Collection entries
>>

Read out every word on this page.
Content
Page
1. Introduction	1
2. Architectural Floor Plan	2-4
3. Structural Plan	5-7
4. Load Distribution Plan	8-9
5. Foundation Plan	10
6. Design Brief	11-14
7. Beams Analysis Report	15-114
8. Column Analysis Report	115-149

<<

> _Exercise task_: Select and copy every line of the listing with the word "Report".

> _The response_:
7. Beams Analysis Report	15-114
8. Column Analysis Report	115-149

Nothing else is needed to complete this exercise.